▸ **Given request**
Retype each record shown below, leaving every character as it is.
※ ※ ※
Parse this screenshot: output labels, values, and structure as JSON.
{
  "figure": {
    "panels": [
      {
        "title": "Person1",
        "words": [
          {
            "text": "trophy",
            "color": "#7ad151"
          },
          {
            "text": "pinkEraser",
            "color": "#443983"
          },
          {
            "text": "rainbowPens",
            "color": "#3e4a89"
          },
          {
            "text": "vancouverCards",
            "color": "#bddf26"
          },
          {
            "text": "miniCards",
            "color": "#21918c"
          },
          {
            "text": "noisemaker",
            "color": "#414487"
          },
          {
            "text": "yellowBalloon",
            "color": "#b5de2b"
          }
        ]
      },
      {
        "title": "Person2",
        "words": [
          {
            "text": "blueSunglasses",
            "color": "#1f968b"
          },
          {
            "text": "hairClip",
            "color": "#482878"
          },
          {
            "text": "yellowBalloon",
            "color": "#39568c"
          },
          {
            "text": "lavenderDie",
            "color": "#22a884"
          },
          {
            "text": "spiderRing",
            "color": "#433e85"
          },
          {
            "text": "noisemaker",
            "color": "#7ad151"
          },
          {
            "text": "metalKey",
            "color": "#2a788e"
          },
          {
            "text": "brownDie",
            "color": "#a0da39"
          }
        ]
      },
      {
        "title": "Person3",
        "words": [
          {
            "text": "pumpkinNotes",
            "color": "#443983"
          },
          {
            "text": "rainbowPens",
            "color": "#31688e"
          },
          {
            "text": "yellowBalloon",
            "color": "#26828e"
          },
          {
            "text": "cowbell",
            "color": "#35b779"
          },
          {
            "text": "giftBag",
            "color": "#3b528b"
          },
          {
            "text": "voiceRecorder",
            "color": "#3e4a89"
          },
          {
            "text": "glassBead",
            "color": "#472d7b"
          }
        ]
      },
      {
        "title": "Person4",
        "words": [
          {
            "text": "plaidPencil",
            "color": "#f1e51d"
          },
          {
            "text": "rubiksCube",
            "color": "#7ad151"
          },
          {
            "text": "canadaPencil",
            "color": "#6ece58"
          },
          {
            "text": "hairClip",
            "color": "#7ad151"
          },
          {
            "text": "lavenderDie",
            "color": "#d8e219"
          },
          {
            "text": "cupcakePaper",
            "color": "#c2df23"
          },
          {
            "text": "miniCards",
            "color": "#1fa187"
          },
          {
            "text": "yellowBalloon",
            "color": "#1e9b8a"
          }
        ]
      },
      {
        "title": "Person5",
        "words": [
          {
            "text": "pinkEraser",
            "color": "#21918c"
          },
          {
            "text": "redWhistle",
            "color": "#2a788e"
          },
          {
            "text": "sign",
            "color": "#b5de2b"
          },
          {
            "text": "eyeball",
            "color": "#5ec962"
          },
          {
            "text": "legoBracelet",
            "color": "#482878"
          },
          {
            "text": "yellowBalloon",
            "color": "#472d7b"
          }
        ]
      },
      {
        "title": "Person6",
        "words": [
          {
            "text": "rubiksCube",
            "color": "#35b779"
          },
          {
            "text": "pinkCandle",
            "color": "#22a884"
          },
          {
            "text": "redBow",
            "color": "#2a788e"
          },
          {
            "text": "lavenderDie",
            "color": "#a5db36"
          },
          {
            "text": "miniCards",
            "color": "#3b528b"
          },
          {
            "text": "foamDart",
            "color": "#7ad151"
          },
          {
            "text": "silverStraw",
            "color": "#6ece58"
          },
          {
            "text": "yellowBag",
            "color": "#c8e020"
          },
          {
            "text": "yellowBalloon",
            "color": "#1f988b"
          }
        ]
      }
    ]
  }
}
※ ※ ※
▸ **Output for this task**
Parse this screenshot: output labels, values, and structure as JSON.
{
  "figure": {
    "panels": [
      {
        "title": "Person1",
        "words": [
          {
            "text": "trophy",
            "color": "#7ad151"
          },
          {
            "text": "pinkEraser",
            "color": "#443983"
          },
          {
            "text": "rainbowPens",
            "color": "#3e4a89"
          },
          {
            "text": "vancouverCards",
            "color": "#bddf26"
          },
          {
            "text": "miniCards",
            "color": "#21918c"
          },
          {
            "text": "noisemaker",
            "color": "#414487"
          },
          {
            "text": "yellowBalloon",
            "color": "#b5de2b"
          }
        ]
      },
      {
        "title": "Person2",
        "words": [
          {
            "text": "blueSunglasses",
            "color": "#1f968b"
          },
          {
            "text": "hairClip",
            "color": "#482878"
          },
          {
            "text": "yellowBalloon",
            "color": "#39568c"
          },
          {
            "text": "lavenderDie",
            "color": "#22a884"
          },
          {
            "text": "spiderRing",
            "color": "#433e85"
          },
          {
            "text": "noisemaker",
            "color": "#7ad151"
          },
          {
            "text": "metalKey",
            "color": "#2a788e"
          },
          {
            "text": "brownDie",
            "color": "#a0da39"
          }
        ]
      },
      {
        "title": "Person3",
        "words": [
          {
            "text": "pumpkinNotes",
            "color": "#443983"
          },
          {
            "text": "rainbowPens",
            "color": "#31688e"
          },
          {
            "text": "yellowBalloon",
            "color": "#26828e"
          },
          {
            "text": "cowbell",
            "color": "#35b779"
          },
          {
            "text": "giftBag",
            "color": "#3b528b"
          },
          {
            "text": "voiceRecorder",
            "color": "#3e4a89"
          },
          {
            "text": "glassBead",
            "color": "#472d7b"
          }
        ]
      },
      {
        "title": "Person4",
        "words": [
          {
            "text": "plaidPencil",
            "color": "#f1e51d"
          },
          {
            "text": "rubiksCube",
            "color": "#7ad151"
          },
          {
            "text": "canadaPencil",
            "color": "#6ece58"
          },
          {
            "text": "hairClip",
            "color": "#7ad151"
          },
          {
            "text": "lavenderDie",
            "color": "#d8e219"
          },
          {
            "text": "cupcakePaper",
            "color": "#c2df23"
          },
          {
            "text": "miniCards",
            "color": "#1fa187"
          },
          {
            "text": "yellowBalloon",
            "color": "#1e9b8a"
          }
        ]
      },
      {
        "title": "Person5",
        "words": [
          {
            "text": "pinkEraser",
            "color": "#21918c"
          },
          {
            "text": "redWhistle",
            "color": "#2a788e"
          },
          {
            "text": "sign",
            "color": "#b5de2b"
          },
          {
            "text": "eyeball",
            "color": "#5ec962"
          },
          {
            "text": "legoBracelet",
            "color": "#482878"
          },
          {
            "text": "yellowBalloon",
            "color": "#472d7b"
          }
        ]
      },
      {
        "title": "Person6",
        "words": [
          {
            "text": "rubiksCube",
            "color": "#35b779"
          },
          {
            "text": "pinkCandle",
            "color": "#22a884"
          },
          {
            "text": "redBow",
            "color": "#2a788e"
          },
          {
            "text": "lavenderDie",
            "color": "#a5db36"
          },
          {
            "text": "miniCards",
            "color": "#3b528b"
          },
          {
            "text": "foamDart",
            "color": "#7ad151"
          },
          {
            "text": "silverStraw",
            "color": "#6ece58"
          },
          {
            "text": "yellowBag",
            "color": "#c8e020"
          },
          {
            "text": "yellowBalloon",
            "color": "#1f988b"
          }
        ]
      }
    ]
  }
}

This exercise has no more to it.